**INSTRUCTIONS FOR THE TASK**
Produce an exact copy of all the data below, dropping every image.

Dataset records:
• • • • • • •

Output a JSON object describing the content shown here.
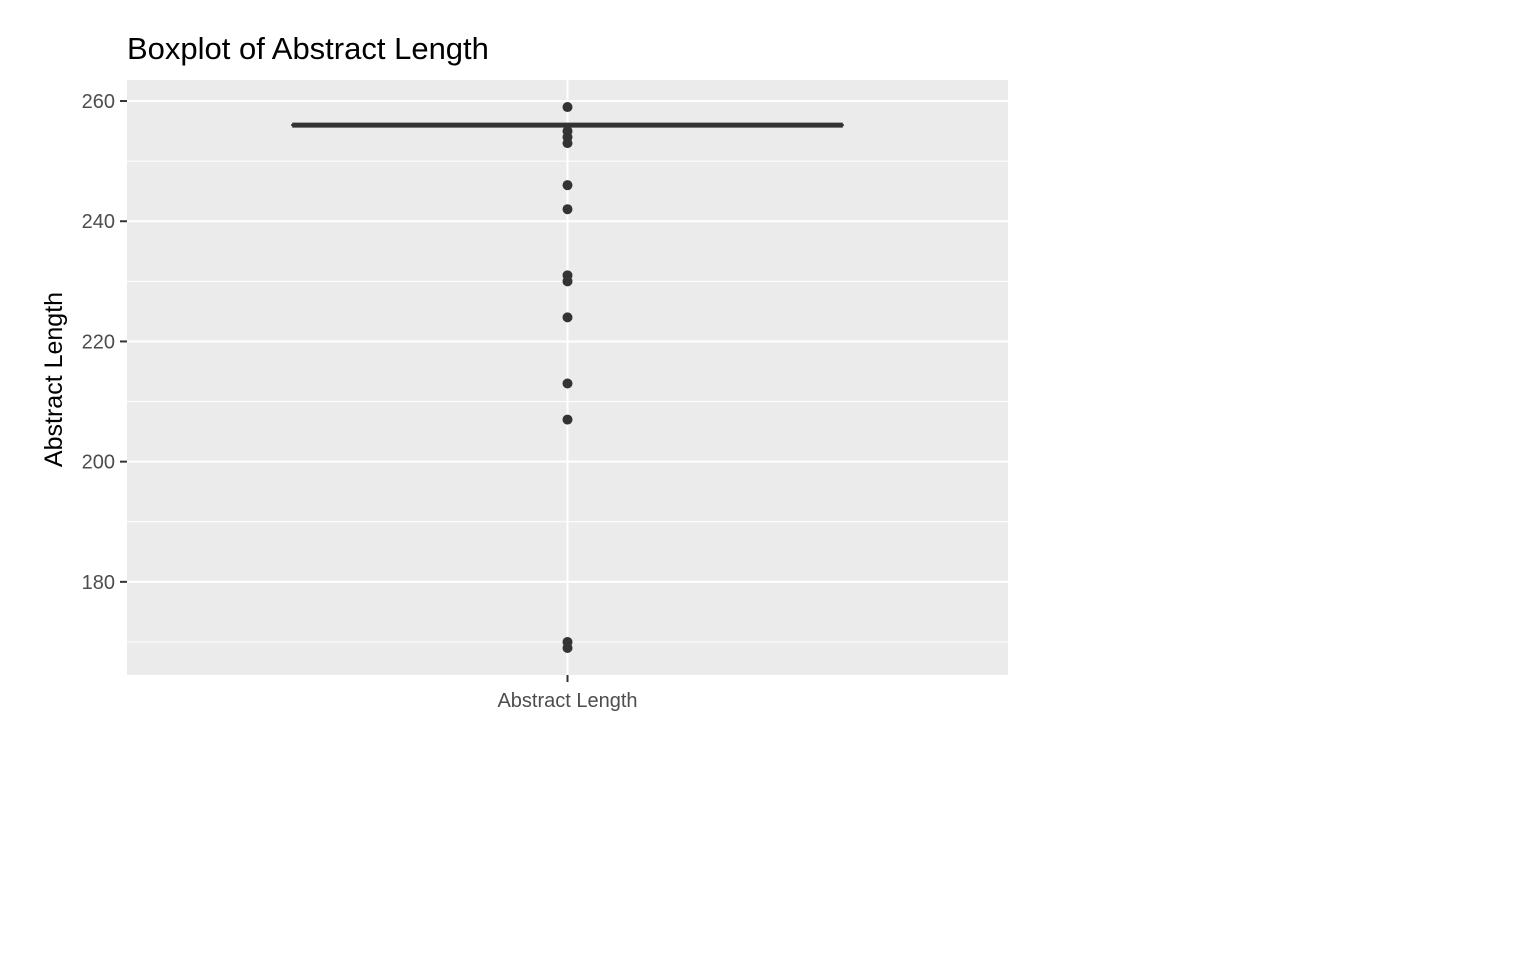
{
  "chart_data": {
    "type": "boxplot",
    "title": "Boxplot of Abstract Length",
    "xlabel": "",
    "ylabel": "Abstract Length",
    "categories": [
      "Abstract Length"
    ],
    "ylim": [
      164.5,
      263.5
    ],
    "yticks": [
      180,
      200,
      220,
      240,
      260
    ],
    "grid": true,
    "box": {
      "q1": 256,
      "median": 256,
      "q3": 256,
      "whisker_low": 256,
      "whisker_high": 256
    },
    "outliers": [
      259,
      255,
      254,
      253,
      246,
      242,
      231,
      230,
      224,
      213,
      207,
      170,
      169
    ],
    "colors": {
      "panel": "#ebebeb",
      "grid": "#ffffff",
      "points": "#333333",
      "box": "#333333"
    }
  }
}
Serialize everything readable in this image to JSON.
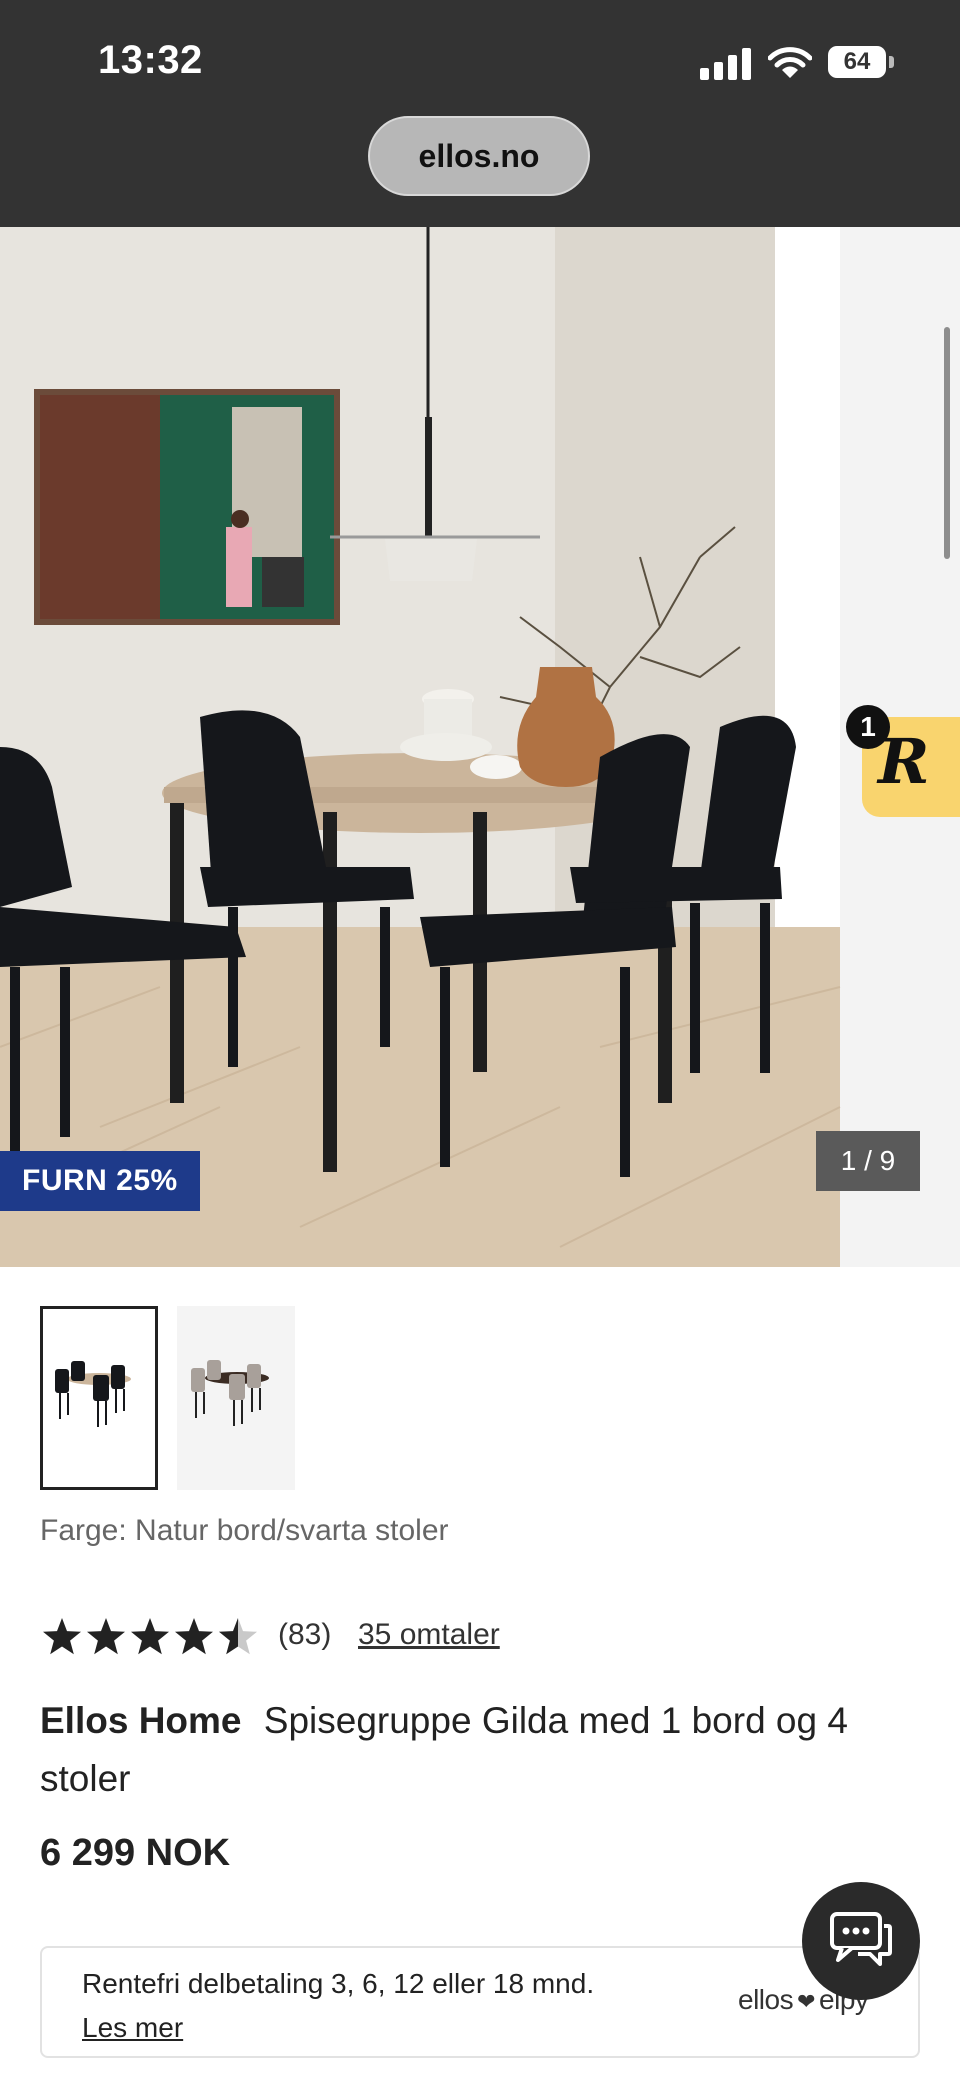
{
  "status_bar": {
    "time": "13:32",
    "battery": "64",
    "icons": [
      "cellular-signal-icon",
      "wifi-icon",
      "battery-icon"
    ]
  },
  "browser": {
    "url": "ellos.no"
  },
  "gallery": {
    "promo_badge": "FURN 25%",
    "counter": "1 / 9",
    "current_image": 1,
    "total_images": 9,
    "thumbnails": [
      "Natur bord/svarta stoler",
      "alternate colour variant"
    ]
  },
  "widget": {
    "letter": "R",
    "notification_count": "1",
    "accent": "#f9d46e"
  },
  "product": {
    "color_label": "Farge: Natur bord/svarta stoler",
    "rating_value": 4.5,
    "rating_count": "(83)",
    "reviews_link": "35 omtaler",
    "brand": "Ellos Home",
    "name": "Spisegruppe Gilda med 1 bord og 4 stoler",
    "price": "6 299 NOK"
  },
  "payment": {
    "text": "Rentefri delbetaling 3, 6, 12 eller 18 mnd.",
    "link": "Les mer",
    "brand_left": "ellos",
    "brand_right": "elpy"
  },
  "chat": {
    "icon": "chat-bubble-icon"
  },
  "colors": {
    "status_bar_bg": "#333333",
    "promo_badge_bg": "#1e3a8a",
    "counter_bg": "#5a5a5a",
    "chat_button_bg": "#2a2a2a"
  }
}
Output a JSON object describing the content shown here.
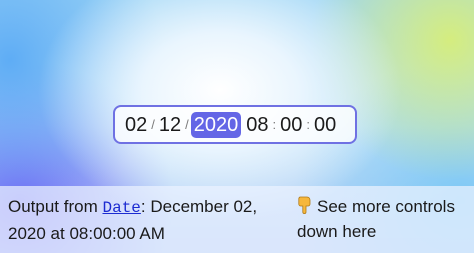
{
  "datetime": {
    "month": "02",
    "day": "12",
    "year": "2020",
    "hour": "08",
    "minute": "00",
    "second": "00",
    "date_separator": "/",
    "time_separator": ":",
    "focused_segment": "year"
  },
  "output": {
    "prefix": "Output from ",
    "link_text": "Date",
    "value": ": December 02, 2020 at 08:00:00 AM"
  },
  "more_controls": {
    "icon": "pointing-down-hand-icon",
    "text": "See more controls down here"
  },
  "colors": {
    "accent": "#6466e6",
    "border": "#6f71e3",
    "link": "#1c2bd1"
  }
}
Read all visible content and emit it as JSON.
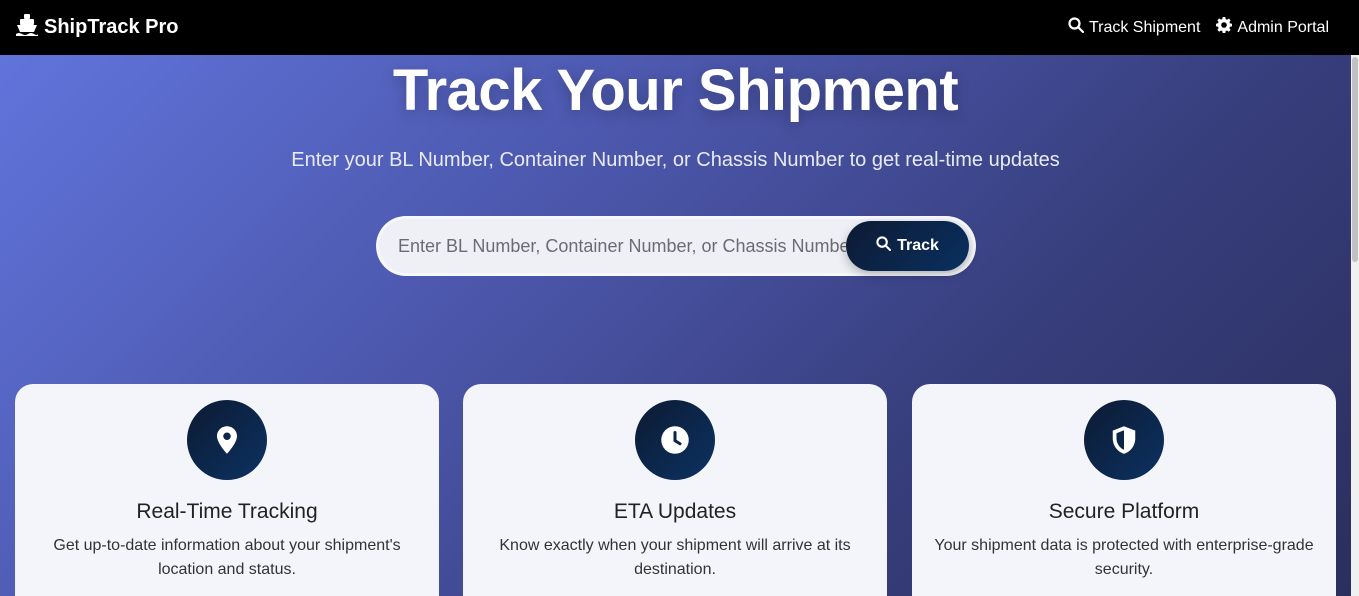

• • • • • • •

**ANSWER BELOW**
Output a JSON object describing the content shown here.
{
  "chart_data": {
    "type": "boxplot",
    "title": "Boxplot of Abstract Length",
    "xlabel": "",
    "ylabel": "Abstract Length",
    "categories": [
      "Abstract Length"
    ],
    "ylim": [
      164.5,
      263.5
    ],
    "yticks": [
      180,
      200,
      220,
      240,
      260
    ],
    "grid": true,
    "box": {
      "q1": 256,
      "median": 256,
      "q3": 256,
      "whisker_low": 256,
      "whisker_high": 256
    },
    "outliers": [
      259,
      255,
      254,
      253,
      246,
      242,
      231,
      230,
      224,
      213,
      207,
      170,
      169
    ],
    "colors": {
      "panel": "#ebebeb",
      "grid": "#ffffff",
      "points": "#333333",
      "box": "#333333"
    }
  }
}
Serialize everything readable in this image to JSON.
{
  "status_bar": {
    "time": "13:32",
    "battery": "64",
    "icons": [
      "cellular-signal-icon",
      "wifi-icon",
      "battery-icon"
    ]
  },
  "browser": {
    "url": "ellos.no"
  },
  "gallery": {
    "promo_badge": "FURN 25%",
    "counter": "1 / 9",
    "current_image": 1,
    "total_images": 9,
    "thumbnails": [
      "Natur bord/svarta stoler",
      "alternate colour variant"
    ]
  },
  "widget": {
    "letter": "R",
    "notification_count": "1",
    "accent": "#f9d46e"
  },
  "product": {
    "color_label": "Farge: Natur bord/svarta stoler",
    "rating_value": 4.5,
    "rating_count": "(83)",
    "reviews_link": "35 omtaler",
    "brand": "Ellos Home",
    "name": "Spisegruppe Gilda med 1 bord og 4 stoler",
    "price": "6 299 NOK"
  },
  "payment": {
    "text": "Rentefri delbetaling 3, 6, 12 eller 18 mnd.",
    "link": "Les mer",
    "brand_left": "ellos",
    "brand_right": "elpy"
  },
  "chat": {
    "icon": "chat-bubble-icon"
  },
  "colors": {
    "status_bar_bg": "#333333",
    "promo_badge_bg": "#1e3a8a",
    "counter_bg": "#5a5a5a",
    "chat_button_bg": "#2a2a2a"
  }
}
Output a JSON object describing the content shown here.
{
  "datetime": {
    "month": "02",
    "day": "12",
    "year": "2020",
    "hour": "08",
    "minute": "00",
    "second": "00",
    "date_separator": "/",
    "time_separator": ":",
    "focused_segment": "year"
  },
  "output": {
    "prefix": "Output from ",
    "link_text": "Date",
    "value": ": December 02, 2020 at 08:00:00 AM"
  },
  "more_controls": {
    "icon": "pointing-down-hand-icon",
    "text": "See more controls down here"
  },
  "colors": {
    "accent": "#6466e6",
    "border": "#6f71e3",
    "link": "#1c2bd1"
  }
}
Read all visible content and emit it as JSON.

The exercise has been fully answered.